What is needed :: Seek out every line containing the word "期间双拥工作的通知", and copy each.
* begin *
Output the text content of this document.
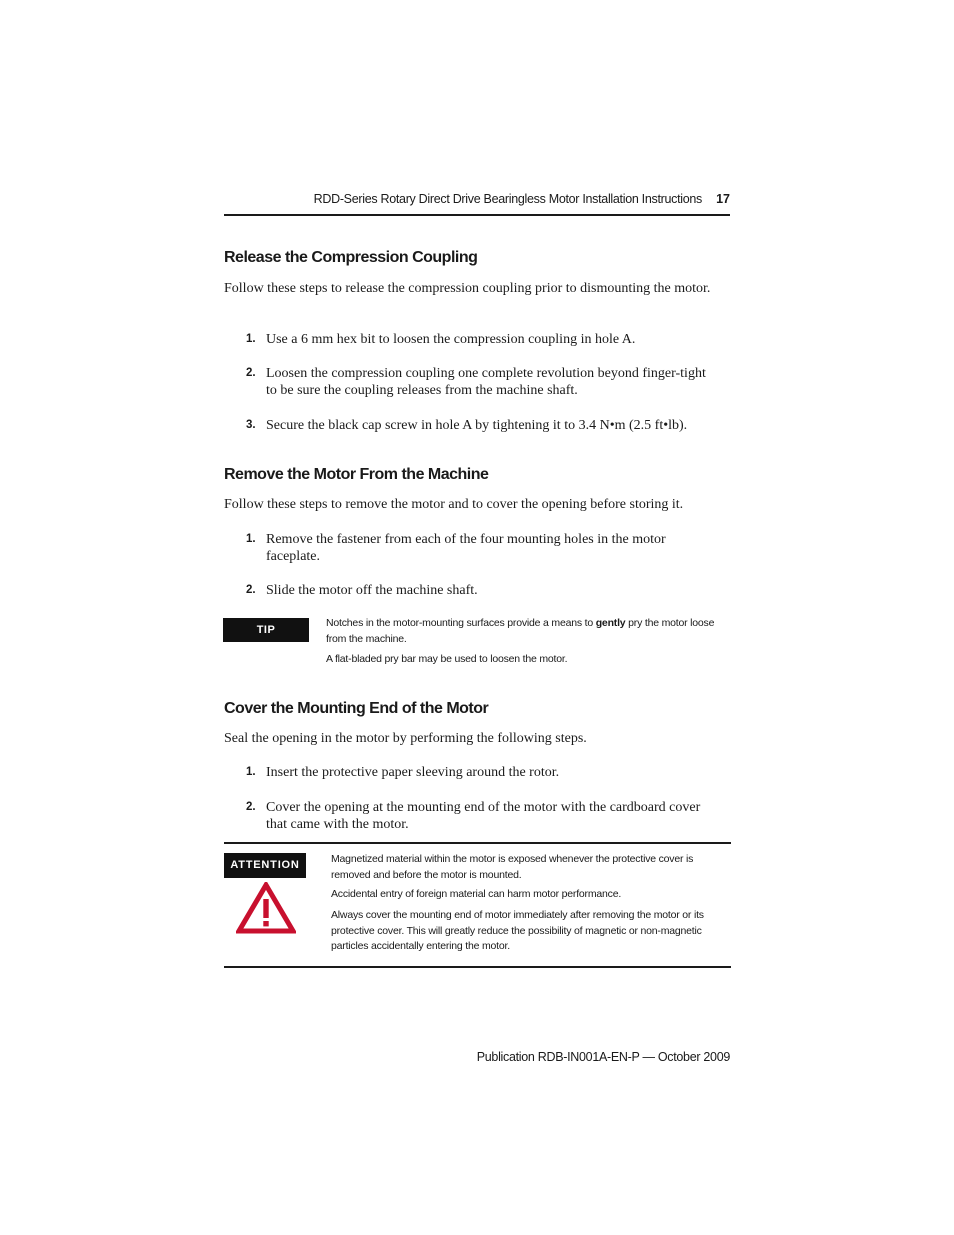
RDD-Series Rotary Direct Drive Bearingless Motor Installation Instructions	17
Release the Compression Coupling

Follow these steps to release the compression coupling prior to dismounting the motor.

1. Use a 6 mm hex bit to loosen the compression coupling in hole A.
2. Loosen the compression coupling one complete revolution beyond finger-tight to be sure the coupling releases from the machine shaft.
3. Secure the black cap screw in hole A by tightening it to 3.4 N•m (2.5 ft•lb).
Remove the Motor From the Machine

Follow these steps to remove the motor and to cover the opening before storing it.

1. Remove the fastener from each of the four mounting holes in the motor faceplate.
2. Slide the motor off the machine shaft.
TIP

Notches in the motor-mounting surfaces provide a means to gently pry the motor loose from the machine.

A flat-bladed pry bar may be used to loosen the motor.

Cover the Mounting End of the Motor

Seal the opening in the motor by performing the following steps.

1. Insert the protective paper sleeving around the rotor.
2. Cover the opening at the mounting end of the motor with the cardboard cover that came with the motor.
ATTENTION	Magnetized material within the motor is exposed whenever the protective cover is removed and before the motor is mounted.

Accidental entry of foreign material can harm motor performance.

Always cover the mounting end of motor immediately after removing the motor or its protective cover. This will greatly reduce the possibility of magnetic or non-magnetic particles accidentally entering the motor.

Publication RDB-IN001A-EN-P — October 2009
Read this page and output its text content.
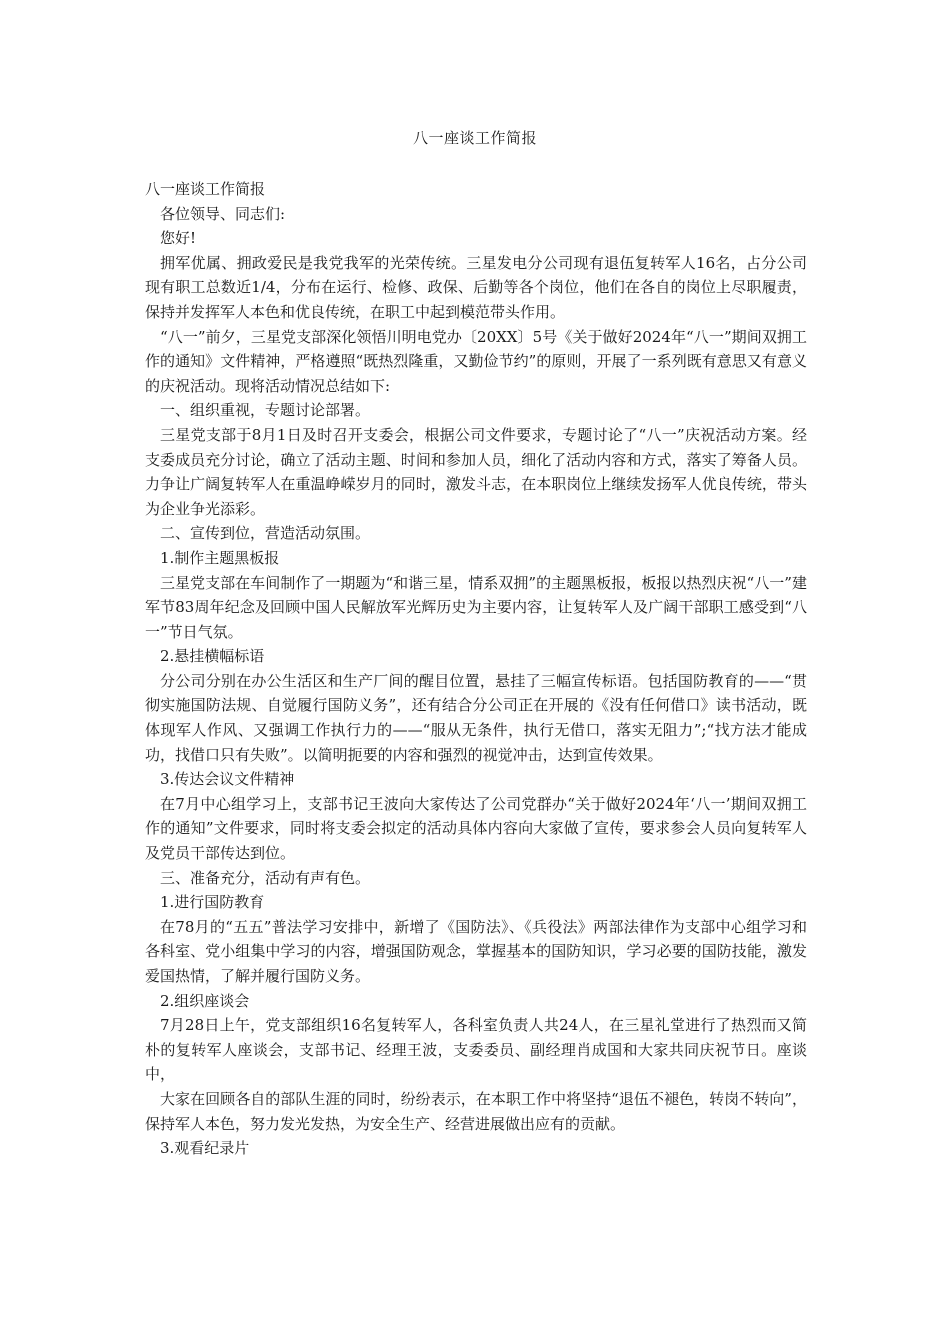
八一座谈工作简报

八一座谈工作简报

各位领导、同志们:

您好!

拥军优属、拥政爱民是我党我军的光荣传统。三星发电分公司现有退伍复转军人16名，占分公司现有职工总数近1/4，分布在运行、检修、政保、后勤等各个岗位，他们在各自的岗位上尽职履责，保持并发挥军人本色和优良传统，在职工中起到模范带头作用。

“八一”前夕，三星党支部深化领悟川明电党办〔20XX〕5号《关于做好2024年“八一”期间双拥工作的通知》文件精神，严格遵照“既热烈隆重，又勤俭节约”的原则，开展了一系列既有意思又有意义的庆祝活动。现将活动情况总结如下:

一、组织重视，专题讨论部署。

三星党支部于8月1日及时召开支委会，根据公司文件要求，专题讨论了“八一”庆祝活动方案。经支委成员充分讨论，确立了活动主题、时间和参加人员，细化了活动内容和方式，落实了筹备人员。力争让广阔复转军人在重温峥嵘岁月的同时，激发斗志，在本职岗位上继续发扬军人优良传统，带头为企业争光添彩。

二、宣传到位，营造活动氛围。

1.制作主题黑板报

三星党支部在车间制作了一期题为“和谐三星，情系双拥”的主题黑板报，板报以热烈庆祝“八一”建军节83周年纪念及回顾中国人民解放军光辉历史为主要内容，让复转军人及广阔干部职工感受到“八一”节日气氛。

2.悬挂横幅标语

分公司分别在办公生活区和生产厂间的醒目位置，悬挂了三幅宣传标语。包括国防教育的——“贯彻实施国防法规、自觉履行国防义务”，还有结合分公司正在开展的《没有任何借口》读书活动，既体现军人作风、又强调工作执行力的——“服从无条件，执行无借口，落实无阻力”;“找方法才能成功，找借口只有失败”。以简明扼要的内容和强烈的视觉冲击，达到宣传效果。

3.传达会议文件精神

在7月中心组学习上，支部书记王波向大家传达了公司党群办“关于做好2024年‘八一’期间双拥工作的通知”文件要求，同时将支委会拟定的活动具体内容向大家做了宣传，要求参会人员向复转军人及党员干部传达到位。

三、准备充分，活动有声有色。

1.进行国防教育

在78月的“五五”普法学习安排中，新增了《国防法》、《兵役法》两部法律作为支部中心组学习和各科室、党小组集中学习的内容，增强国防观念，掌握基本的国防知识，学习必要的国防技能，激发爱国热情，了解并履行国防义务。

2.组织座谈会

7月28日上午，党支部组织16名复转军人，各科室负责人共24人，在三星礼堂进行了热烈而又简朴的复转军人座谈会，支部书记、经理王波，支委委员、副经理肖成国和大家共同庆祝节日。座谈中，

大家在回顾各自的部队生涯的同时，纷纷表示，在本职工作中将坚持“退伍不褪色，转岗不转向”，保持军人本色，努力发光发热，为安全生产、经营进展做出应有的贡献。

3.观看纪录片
* end *
Answer to this exercise ::
“八一”前夕，三星党支部深化领悟川明电党办〔20XX〕5号《关于做好2024年“八一”期间双拥工作的通知》文件精神，严格遵照“既热烈隆重，又勤俭节约”的原则，开展了一系列既有意思又有意义的庆祝活动。现将活动情况总结如下:
在7月中心组学习上，支部书记王波向大家传达了公司党群办“关于做好2024年‘八一’期间双拥工作的通知”文件要求，同时将支委会拟定的活动具体内容向大家做了宣传，要求参会人员向复转军人及党员干部传达到位。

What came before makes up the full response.